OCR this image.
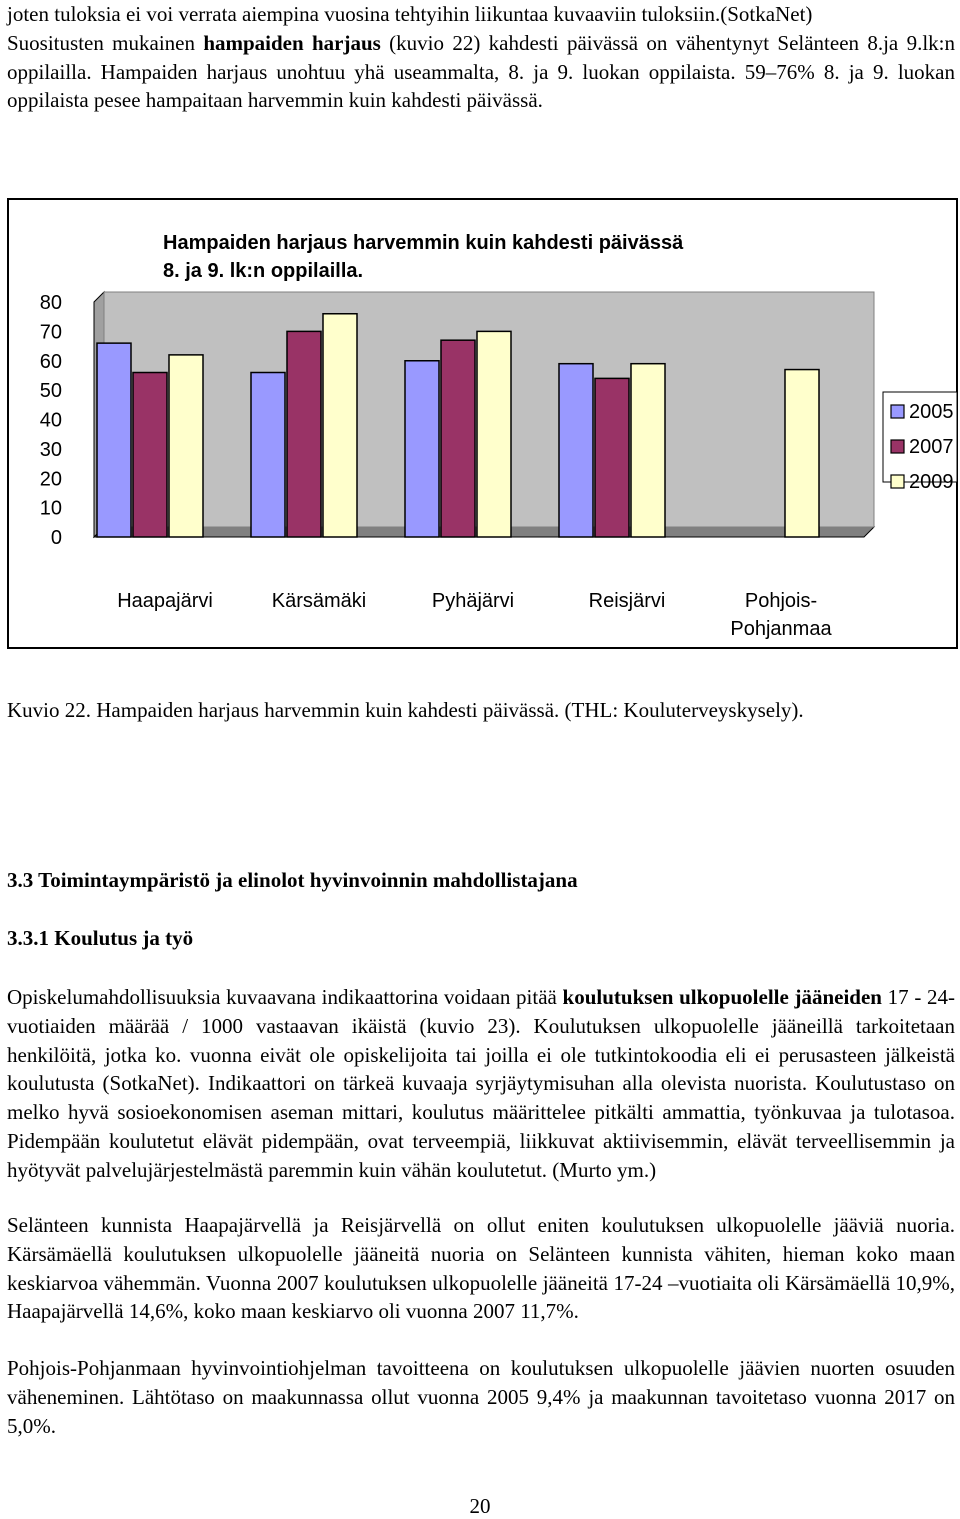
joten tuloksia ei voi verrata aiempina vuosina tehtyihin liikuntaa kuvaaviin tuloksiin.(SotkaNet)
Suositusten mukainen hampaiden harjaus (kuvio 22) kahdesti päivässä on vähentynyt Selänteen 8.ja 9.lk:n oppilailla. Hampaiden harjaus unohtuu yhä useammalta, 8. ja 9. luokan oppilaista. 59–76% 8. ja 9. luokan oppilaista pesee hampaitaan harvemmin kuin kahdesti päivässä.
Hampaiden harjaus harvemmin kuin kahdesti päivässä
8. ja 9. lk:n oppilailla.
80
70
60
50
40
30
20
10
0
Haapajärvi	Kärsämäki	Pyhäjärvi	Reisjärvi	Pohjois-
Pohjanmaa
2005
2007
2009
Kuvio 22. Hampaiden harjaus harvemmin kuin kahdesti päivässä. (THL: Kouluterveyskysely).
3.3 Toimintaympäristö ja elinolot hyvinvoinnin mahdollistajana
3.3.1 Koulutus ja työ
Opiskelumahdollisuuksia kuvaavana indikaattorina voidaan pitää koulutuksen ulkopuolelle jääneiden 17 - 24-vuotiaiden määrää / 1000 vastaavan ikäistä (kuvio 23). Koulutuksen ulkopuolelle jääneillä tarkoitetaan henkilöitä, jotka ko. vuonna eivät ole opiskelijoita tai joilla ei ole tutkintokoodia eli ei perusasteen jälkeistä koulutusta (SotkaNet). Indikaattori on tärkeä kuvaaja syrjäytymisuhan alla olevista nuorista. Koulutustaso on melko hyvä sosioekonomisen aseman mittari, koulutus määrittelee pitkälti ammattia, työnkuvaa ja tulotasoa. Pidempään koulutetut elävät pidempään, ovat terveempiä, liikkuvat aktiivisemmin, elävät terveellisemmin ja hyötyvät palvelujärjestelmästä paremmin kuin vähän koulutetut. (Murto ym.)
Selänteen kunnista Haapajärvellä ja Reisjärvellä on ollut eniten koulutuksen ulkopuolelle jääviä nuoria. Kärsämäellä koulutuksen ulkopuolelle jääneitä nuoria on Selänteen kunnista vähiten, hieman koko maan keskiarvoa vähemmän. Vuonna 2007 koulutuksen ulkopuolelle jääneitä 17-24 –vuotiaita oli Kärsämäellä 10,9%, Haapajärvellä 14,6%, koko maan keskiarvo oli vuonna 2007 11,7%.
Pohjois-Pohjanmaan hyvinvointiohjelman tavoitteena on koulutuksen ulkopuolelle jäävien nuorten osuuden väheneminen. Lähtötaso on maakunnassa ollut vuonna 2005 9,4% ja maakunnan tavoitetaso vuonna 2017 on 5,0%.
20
...
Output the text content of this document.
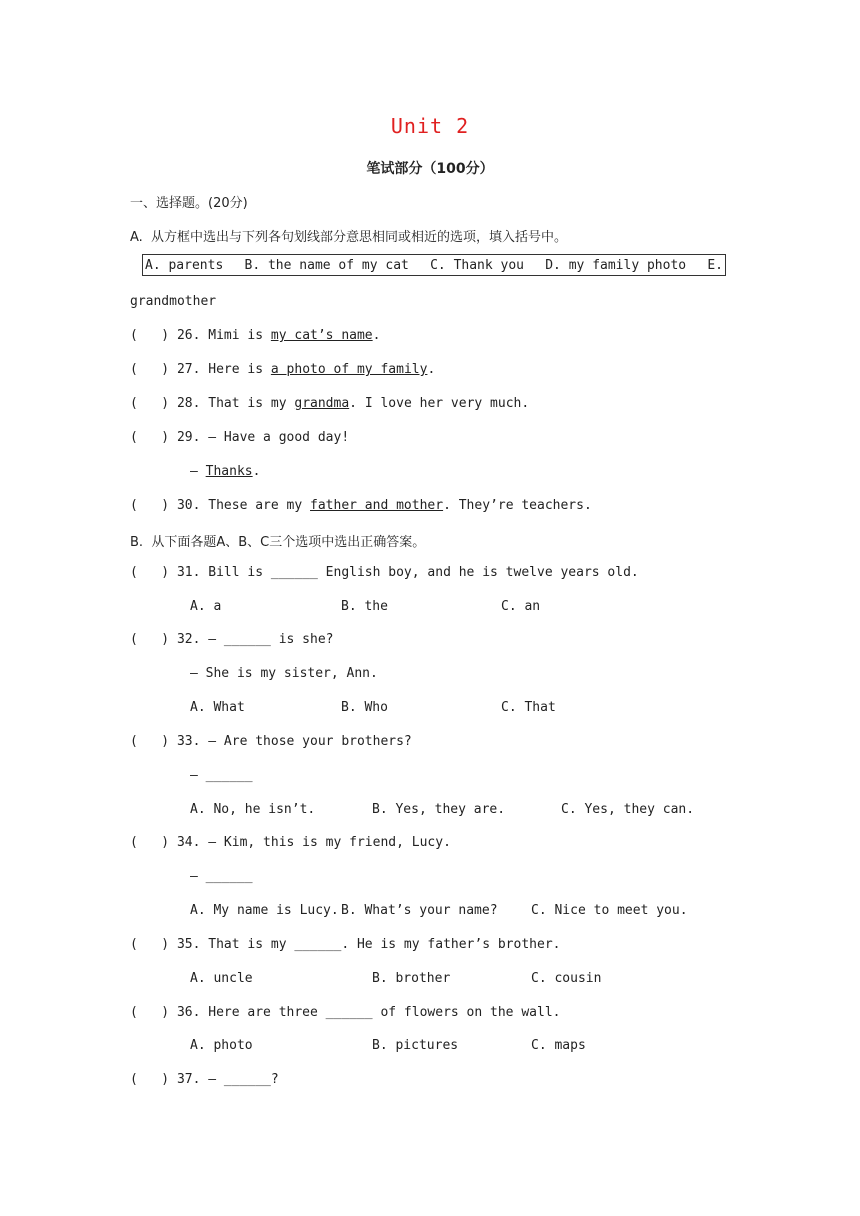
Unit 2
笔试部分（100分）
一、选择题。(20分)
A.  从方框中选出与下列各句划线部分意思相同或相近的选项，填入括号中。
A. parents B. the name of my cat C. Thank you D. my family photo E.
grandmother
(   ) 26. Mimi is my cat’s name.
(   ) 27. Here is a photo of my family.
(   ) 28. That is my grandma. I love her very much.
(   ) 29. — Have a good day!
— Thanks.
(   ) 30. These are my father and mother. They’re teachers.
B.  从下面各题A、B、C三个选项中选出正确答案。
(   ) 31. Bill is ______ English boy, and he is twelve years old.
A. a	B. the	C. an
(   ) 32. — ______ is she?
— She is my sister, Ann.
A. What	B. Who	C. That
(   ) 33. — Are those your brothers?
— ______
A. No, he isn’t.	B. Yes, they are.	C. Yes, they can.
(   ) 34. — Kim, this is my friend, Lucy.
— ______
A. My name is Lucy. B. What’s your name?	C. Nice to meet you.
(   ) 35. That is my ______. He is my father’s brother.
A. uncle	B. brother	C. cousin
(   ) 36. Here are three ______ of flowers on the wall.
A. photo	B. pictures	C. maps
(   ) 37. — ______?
==
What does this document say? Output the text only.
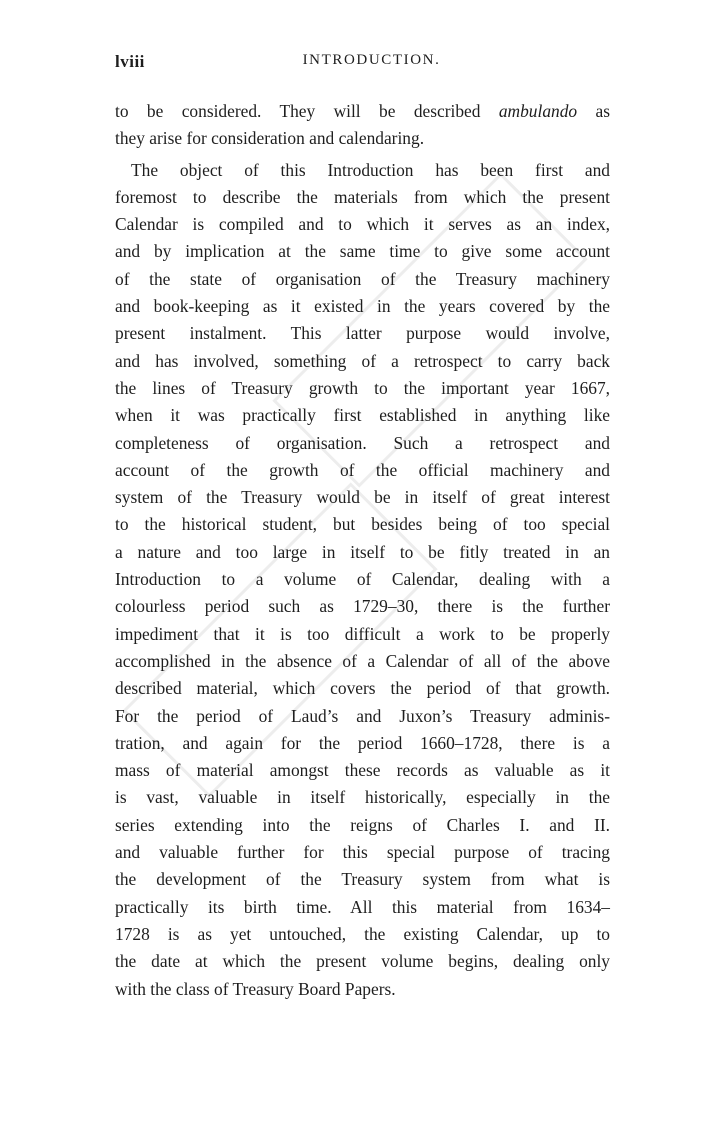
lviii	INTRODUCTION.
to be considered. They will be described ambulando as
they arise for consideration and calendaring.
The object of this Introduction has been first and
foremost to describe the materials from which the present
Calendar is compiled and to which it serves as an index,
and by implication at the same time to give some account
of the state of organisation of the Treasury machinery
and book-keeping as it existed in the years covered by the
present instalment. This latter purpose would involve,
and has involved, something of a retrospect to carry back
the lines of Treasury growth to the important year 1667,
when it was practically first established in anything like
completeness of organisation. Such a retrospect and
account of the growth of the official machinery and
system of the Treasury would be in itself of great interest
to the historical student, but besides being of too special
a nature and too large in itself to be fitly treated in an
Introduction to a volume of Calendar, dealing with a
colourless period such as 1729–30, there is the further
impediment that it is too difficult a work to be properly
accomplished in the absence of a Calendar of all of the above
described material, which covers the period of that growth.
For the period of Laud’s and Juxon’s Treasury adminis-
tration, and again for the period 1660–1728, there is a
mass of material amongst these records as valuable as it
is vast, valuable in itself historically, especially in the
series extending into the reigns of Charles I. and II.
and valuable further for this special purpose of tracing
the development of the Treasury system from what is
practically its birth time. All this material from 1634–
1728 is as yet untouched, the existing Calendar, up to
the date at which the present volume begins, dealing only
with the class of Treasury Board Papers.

WHAT YOU HAVE TO DO: Find each line holding the word "years" and copy it.

SOLVED PROBLEM:
(   ) 31. Bill is ______ English boy, and he is twelve years old.
and book-keeping as it existed in the years covered by the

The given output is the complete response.